== Records ==
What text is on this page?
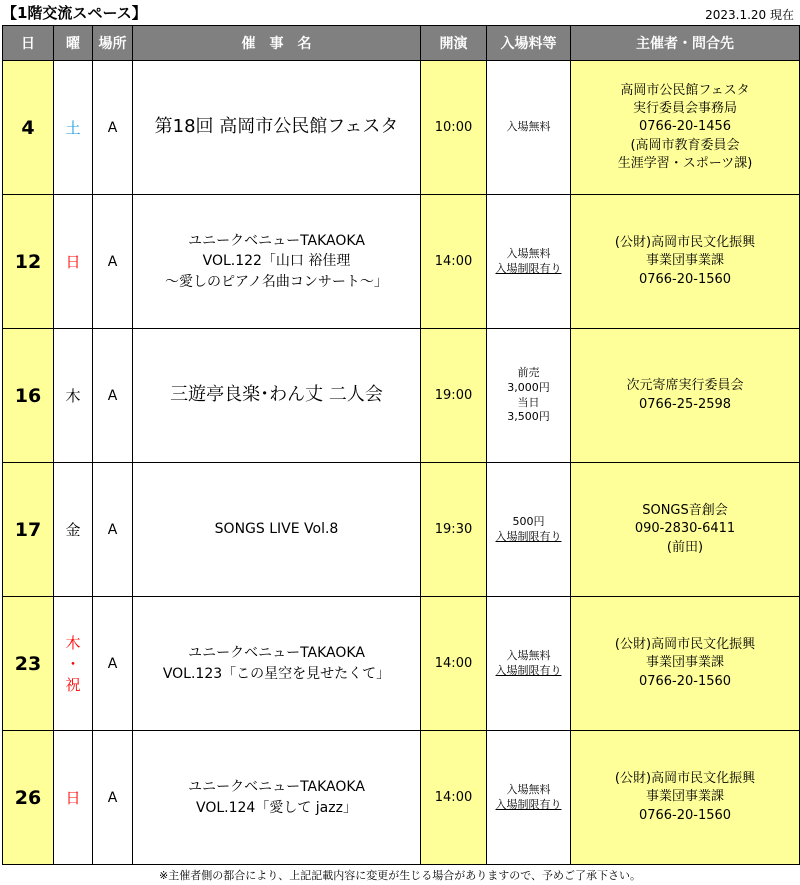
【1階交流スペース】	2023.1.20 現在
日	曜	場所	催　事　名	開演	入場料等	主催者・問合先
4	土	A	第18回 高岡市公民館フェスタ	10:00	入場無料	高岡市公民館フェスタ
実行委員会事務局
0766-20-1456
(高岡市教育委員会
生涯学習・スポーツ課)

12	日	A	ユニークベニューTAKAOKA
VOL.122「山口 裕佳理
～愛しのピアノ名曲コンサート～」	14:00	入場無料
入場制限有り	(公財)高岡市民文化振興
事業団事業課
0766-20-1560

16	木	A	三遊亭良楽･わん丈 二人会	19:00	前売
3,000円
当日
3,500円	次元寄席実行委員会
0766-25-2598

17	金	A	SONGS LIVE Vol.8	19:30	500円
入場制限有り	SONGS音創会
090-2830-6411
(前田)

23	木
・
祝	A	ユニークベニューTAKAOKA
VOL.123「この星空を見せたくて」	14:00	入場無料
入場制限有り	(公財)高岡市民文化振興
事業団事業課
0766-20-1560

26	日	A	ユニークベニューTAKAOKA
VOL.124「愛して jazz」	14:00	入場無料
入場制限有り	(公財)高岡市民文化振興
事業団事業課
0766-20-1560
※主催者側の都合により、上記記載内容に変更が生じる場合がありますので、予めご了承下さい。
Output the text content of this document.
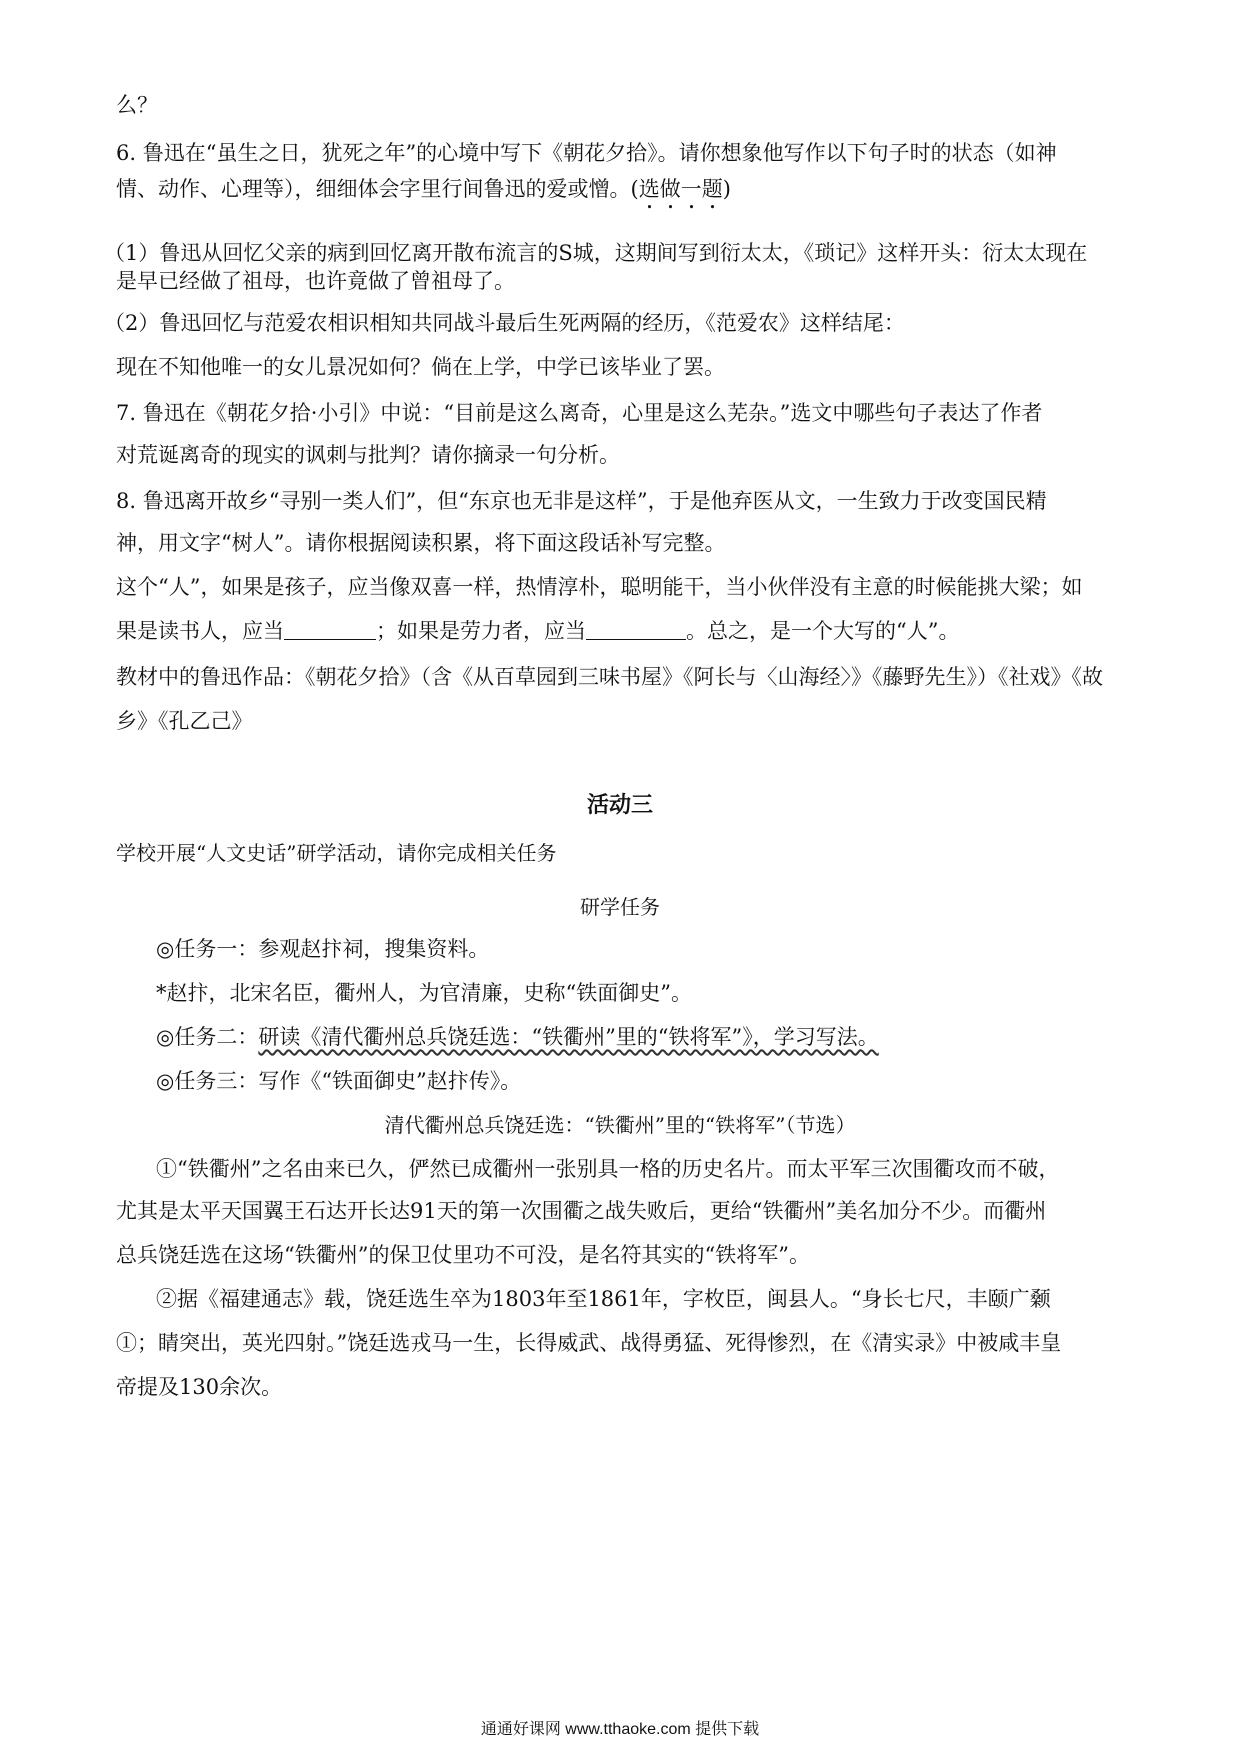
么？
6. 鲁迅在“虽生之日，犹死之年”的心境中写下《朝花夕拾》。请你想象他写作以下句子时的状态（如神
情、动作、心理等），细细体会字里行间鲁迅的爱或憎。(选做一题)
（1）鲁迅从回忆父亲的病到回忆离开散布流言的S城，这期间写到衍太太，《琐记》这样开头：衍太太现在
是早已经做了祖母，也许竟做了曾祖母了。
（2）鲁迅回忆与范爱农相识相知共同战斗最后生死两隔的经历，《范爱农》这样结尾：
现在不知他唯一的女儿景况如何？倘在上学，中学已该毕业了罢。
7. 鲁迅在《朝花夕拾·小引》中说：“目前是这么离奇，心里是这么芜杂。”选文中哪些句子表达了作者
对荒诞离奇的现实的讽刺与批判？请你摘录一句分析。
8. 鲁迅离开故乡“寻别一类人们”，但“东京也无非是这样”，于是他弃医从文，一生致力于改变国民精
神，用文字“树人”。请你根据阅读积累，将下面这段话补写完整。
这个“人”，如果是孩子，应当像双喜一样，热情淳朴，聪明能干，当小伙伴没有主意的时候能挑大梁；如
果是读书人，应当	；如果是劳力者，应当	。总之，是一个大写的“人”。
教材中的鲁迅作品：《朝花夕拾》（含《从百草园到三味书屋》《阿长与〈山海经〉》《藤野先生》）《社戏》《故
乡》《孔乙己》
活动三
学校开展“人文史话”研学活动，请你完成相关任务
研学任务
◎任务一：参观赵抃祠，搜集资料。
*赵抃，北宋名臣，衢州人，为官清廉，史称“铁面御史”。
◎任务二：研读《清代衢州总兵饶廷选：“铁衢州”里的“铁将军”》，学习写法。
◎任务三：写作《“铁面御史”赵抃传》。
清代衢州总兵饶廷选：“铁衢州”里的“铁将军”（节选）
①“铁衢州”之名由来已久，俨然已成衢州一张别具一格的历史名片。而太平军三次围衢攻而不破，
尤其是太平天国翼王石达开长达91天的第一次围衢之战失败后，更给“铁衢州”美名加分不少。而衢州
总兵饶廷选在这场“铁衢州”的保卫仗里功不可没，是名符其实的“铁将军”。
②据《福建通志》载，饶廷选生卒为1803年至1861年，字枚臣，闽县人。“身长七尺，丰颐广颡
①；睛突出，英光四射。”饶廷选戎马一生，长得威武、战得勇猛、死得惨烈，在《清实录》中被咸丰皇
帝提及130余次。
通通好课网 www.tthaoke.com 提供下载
===
_What you will do_.
Copy each line of the records precisely and drop any images they hold.

_Expected output_.
What text is on this page?
【1階交流スペース】	2023.1.20 現在
日	曜	場所	催　事　名	開演	入場料等	主催者・問合先
4	土	A	第18回 高岡市公民館フェスタ	10:00	入場無料	高岡市公民館フェスタ
実行委員会事務局
0766-20-1456
(高岡市教育委員会
生涯学習・スポーツ課)

12	日	A	ユニークベニューTAKAOKA
VOL.122「山口 裕佳理
～愛しのピアノ名曲コンサート～」	14:00	入場無料
入場制限有り	(公財)高岡市民文化振興
事業団事業課
0766-20-1560

16	木	A	三遊亭良楽･わん丈 二人会	19:00	前売
3,000円
当日
3,500円	次元寄席実行委員会
0766-25-2598

17	金	A	SONGS LIVE Vol.8	19:30	500円
入場制限有り	SONGS音創会
090-2830-6411
(前田)

23	木
・
祝	A	ユニークベニューTAKAOKA
VOL.123「この星空を見せたくて」	14:00	入場無料
入場制限有り	(公財)高岡市民文化振興
事業団事業課
0766-20-1560

26	日	A	ユニークベニューTAKAOKA
VOL.124「愛して jazz」	14:00	入場無料
入場制限有り	(公財)高岡市民文化振興
事業団事業課
0766-20-1560
※主催者側の都合により、上記記載内容に変更が生じる場合がありますので、予めご了承下さい。
Output the text content of this document.
么？
6. 鲁迅在“虽生之日，犹死之年”的心境中写下《朝花夕拾》。请你想象他写作以下句子时的状态（如神
情、动作、心理等），细细体会字里行间鲁迅的爱或憎。(选做一题)
（1）鲁迅从回忆父亲的病到回忆离开散布流言的S城，这期间写到衍太太，《琐记》这样开头：衍太太现在
是早已经做了祖母，也许竟做了曾祖母了。
（2）鲁迅回忆与范爱农相识相知共同战斗最后生死两隔的经历，《范爱农》这样结尾：
现在不知他唯一的女儿景况如何？倘在上学，中学已该毕业了罢。
7. 鲁迅在《朝花夕拾·小引》中说：“目前是这么离奇，心里是这么芜杂。”选文中哪些句子表达了作者
对荒诞离奇的现实的讽刺与批判？请你摘录一句分析。
8. 鲁迅离开故乡“寻别一类人们”，但“东京也无非是这样”，于是他弃医从文，一生致力于改变国民精
神，用文字“树人”。请你根据阅读积累，将下面这段话补写完整。
这个“人”，如果是孩子，应当像双喜一样，热情淳朴，聪明能干，当小伙伴没有主意的时候能挑大梁；如
果是读书人，应当	；如果是劳力者，应当	。总之，是一个大写的“人”。
教材中的鲁迅作品：《朝花夕拾》（含《从百草园到三味书屋》《阿长与〈山海经〉》《藤野先生》）《社戏》《故
乡》《孔乙己》
活动三
学校开展“人文史话”研学活动，请你完成相关任务
研学任务
◎任务一：参观赵抃祠，搜集资料。
*赵抃，北宋名臣，衢州人，为官清廉，史称“铁面御史”。
◎任务二：研读《清代衢州总兵饶廷选：“铁衢州”里的“铁将军”》，学习写法。
◎任务三：写作《“铁面御史”赵抃传》。
清代衢州总兵饶廷选：“铁衢州”里的“铁将军”（节选）
①“铁衢州”之名由来已久，俨然已成衢州一张别具一格的历史名片。而太平军三次围衢攻而不破，
尤其是太平天国翼王石达开长达91天的第一次围衢之战失败后，更给“铁衢州”美名加分不少。而衢州
总兵饶廷选在这场“铁衢州”的保卫仗里功不可没，是名符其实的“铁将军”。
②据《福建通志》载，饶廷选生卒为1803年至1861年，字枚臣，闽县人。“身长七尺，丰颐广颡
①；睛突出，英光四射。”饶廷选戎马一生，长得威武、战得勇猛、死得惨烈，在《清实录》中被咸丰皇
帝提及130余次。
通通好课网 www.tthaoke.com 提供下载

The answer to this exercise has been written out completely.